Work task 1 →
In the entitlements article, what share of Californians does Medicaid now cover?
Work task 2 →
From the entitlements article, pull out everything from "The media won’t" down to "children, and more.".
Work task 3 →
Turn the paragraph of the entitlements article that begins "Social Security benefits have increased often" into a short list that keeps its main facts.

Text section →
In Brief: It’s the Entitlements, Stupid
The guaranteed nature of Biden’s spending is the real threat to America’s economic future.
With Democrats in control of the White House and both chambers of Congress, federal spending is going to balloon without much Republicans can (or will) do about it. In fact, the Wall Street Journal editorial board warns that this increased spending in the near term is only a sliver of the real problem:
A giant tax-and-spend bill this year is likely, and the biggest expansion of the entitlement state since the 1960s is now possible.
The entitlements are by far the biggest long-term economic threat from the Biden agenda. Tax increases can be repealed by a future Congress. Spending on infrastructure will slow as funding falls. The courts may block his racial preferences. But entitlements that spend automatically based on eligibility are nearly impossible to repeal, or even reform, and they represent a huge tax-and-spend wedge far into the future.
The media won’t talk about this, and Republicans are so far missing in action. But Americans need to understand the stakes.
Entitlements never go away, either, as the Supreme Court reminded everyone in its third ObamaCare ruling last month. And Democrats want to expand into all areas of American life:
Federal child care, government paid family leave, free community college, a $3,600 tax credit per child, a permanent expansion of ObamaCare premium subsidies, universal pre-K, permanent expansion of the earned-income tax credit to workers without children, and more.
We’d highlight two points. First is the dishonesty about costs. Entitlements always start small but then soar. The Biden Families Plan is even more dishonest than usual.
For example, it pretends the child tax credit ends in 2025, so its cost is $449 billion over the 10-year budget window that is used for reconciliation bills that require only 51 votes to pass the Senate. But a future Congress will never repeal the credit. An honest accounting would show how the credit will cause the deficit to explode in year 11 and beyond and thus require 60 Senate votes to pass.
Second, these programs aren’t intended as a “safety net” for the poor or those temporarily down on their luck. They are explicitly designed to make the middle class dependent on government handouts.
Not only do entitlements stay, says the Journal. “Entitlements always grow over time, as politicians add benefits and increase eligibility.”
Social Security benefits have increased often since the program began, and its formula based on the increase in average wages means benefits rise faster than inflation. Medicaid was once a safety-net program but now covers 37% of Californians. Food stamps and nutrition programs started as help for the poor but now cover tens of millions of Americans. Medicare started as coverage for seniors but now Democrats want it to cover anyone over age 55.
For a while, in the 1990s and 2000s, entitlement reform was in the political air. But it always failed, even when Republicans controlled the government. George W. Bush tried to reform Medicare and Social Security, but his party made him expand the first and fled from the second. A GOP majority failed by a single vote to reform ObamaCare in 2017, as three Senators defected.
The result is that on present trend the U.S. is falling into the same entitlement trap as Western Europe. Entitlement spending requires higher taxes, which grab 40% or more of GDP. Economic growth declines as more money flows to transfer payments instead of investment. The entitlement state becomes too large to afford but also too politically entrenched to reform. Incentives for upward mobility erode as dependency on the state grows.
The Biden Families Plan will greatly accelerate the pace of all this.
And taxpayers both now and in the future will foot the enormous bill.

Source material →
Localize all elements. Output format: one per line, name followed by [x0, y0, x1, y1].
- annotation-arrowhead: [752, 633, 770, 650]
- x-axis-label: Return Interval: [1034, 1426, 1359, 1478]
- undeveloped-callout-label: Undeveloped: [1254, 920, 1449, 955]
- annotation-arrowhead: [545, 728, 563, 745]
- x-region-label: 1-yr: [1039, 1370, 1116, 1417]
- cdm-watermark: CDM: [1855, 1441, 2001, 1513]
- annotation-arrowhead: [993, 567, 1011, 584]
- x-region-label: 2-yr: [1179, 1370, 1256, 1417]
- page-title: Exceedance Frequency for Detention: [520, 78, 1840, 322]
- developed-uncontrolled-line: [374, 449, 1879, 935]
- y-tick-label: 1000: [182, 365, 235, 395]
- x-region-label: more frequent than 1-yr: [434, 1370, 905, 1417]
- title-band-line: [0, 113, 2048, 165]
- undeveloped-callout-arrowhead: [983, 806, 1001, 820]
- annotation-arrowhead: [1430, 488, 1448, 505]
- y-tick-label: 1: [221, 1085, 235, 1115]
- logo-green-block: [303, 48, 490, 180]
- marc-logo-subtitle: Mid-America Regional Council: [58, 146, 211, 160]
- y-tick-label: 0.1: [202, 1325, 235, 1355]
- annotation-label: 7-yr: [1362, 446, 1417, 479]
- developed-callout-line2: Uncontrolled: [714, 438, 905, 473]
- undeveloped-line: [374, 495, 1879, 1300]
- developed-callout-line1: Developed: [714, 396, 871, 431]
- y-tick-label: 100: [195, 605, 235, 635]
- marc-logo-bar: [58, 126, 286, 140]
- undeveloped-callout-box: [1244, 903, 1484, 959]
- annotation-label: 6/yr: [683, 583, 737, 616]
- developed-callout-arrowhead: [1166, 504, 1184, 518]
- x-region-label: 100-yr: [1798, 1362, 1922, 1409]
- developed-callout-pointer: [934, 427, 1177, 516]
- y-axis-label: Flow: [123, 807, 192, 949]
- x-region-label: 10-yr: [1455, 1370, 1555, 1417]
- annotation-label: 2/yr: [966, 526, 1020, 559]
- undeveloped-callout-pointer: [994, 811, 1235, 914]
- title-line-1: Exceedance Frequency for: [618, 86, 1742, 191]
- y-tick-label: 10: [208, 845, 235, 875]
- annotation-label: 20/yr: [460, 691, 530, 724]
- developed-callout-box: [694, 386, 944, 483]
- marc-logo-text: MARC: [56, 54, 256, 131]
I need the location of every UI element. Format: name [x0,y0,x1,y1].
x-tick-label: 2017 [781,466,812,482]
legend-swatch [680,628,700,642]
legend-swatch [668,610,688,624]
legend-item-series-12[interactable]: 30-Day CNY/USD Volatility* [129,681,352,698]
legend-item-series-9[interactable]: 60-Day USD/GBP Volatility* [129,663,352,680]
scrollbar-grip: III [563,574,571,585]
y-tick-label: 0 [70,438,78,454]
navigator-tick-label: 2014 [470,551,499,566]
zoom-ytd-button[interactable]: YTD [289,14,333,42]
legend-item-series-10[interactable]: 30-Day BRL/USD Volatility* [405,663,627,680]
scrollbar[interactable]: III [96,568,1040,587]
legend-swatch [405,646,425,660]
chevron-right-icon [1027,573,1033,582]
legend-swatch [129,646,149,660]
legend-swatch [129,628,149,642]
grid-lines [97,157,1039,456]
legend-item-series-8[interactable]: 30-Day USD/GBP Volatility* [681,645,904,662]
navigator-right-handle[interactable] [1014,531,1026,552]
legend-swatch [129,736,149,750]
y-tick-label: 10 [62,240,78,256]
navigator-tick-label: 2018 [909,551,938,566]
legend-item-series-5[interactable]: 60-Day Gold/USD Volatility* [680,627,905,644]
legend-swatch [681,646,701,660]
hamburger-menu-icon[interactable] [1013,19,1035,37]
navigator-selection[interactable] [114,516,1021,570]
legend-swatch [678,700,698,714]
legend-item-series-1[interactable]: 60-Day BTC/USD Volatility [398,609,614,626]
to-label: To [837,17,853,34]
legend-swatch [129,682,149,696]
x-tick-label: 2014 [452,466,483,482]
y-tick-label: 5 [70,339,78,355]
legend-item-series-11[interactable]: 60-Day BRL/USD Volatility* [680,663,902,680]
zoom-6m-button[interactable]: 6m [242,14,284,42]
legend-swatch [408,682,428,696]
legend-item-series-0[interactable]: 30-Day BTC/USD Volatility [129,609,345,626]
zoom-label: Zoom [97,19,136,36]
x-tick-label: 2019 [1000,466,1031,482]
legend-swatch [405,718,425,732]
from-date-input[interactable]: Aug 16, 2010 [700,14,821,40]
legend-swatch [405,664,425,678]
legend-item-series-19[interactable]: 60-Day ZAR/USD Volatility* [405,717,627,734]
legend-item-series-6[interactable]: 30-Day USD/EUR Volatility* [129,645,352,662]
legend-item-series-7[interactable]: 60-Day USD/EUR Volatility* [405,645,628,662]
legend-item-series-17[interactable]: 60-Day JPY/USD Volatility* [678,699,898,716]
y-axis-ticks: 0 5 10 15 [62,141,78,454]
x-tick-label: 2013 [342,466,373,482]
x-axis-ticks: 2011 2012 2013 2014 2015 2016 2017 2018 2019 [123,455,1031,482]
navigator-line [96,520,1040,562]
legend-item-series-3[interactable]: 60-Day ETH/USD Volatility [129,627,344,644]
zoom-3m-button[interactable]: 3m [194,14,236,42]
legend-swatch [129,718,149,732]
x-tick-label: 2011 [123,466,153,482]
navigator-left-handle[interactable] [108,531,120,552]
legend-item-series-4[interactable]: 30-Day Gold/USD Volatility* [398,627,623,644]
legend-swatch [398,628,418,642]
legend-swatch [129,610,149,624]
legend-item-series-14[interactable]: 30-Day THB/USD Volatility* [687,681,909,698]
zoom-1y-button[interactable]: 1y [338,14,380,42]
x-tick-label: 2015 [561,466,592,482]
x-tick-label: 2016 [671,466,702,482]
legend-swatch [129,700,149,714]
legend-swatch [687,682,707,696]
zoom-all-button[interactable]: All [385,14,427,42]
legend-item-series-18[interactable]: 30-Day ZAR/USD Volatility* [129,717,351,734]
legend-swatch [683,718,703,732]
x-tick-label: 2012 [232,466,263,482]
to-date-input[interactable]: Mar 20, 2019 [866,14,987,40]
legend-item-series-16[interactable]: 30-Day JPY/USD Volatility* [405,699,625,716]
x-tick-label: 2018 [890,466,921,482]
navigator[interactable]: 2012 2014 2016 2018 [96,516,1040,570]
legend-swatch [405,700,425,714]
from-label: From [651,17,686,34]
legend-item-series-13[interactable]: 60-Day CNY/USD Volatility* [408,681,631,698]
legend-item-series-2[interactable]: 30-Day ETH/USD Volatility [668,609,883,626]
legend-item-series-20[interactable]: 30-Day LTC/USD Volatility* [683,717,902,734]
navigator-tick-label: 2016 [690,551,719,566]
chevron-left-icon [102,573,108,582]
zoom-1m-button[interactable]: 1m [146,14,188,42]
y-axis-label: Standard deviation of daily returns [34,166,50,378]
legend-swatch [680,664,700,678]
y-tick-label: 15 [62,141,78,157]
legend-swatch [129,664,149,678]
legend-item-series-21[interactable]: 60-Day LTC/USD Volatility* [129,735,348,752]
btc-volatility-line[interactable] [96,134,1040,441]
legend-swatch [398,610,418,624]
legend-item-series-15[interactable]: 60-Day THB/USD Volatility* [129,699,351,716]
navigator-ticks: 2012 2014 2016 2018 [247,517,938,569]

Exercise answer 1 →
37%

Exercise answer 2 →
The media won’t talk about this, and Republicans are so far missing in action. But Americans need to understand the stakes.
Entitlements never go away, either, as the Supreme Court reminded everyone in its third ObamaCare ruling last month. And Democrats want to expand into all areas of American life:
Federal child care, government paid family leave, free community college, a $3,600 tax credit per child, a permanent expansion of ObamaCare premium subsidies, universal pre-K, permanent expansion of the earned-income tax credit to workers without children, and more.

Exercise answer 3 →
- Social Security: benefits have increased often since the program began, and a formula tied to average wage growth makes them rise faster than inflation.
- Medicaid: once a safety-net program, it now covers 37% of Californians.
- Food stamps and nutrition programs: they started as help for the poor and now cover tens of millions of Americans.
- Medicare: it started as coverage for seniors, and Democrats now want it to cover anyone over age 55.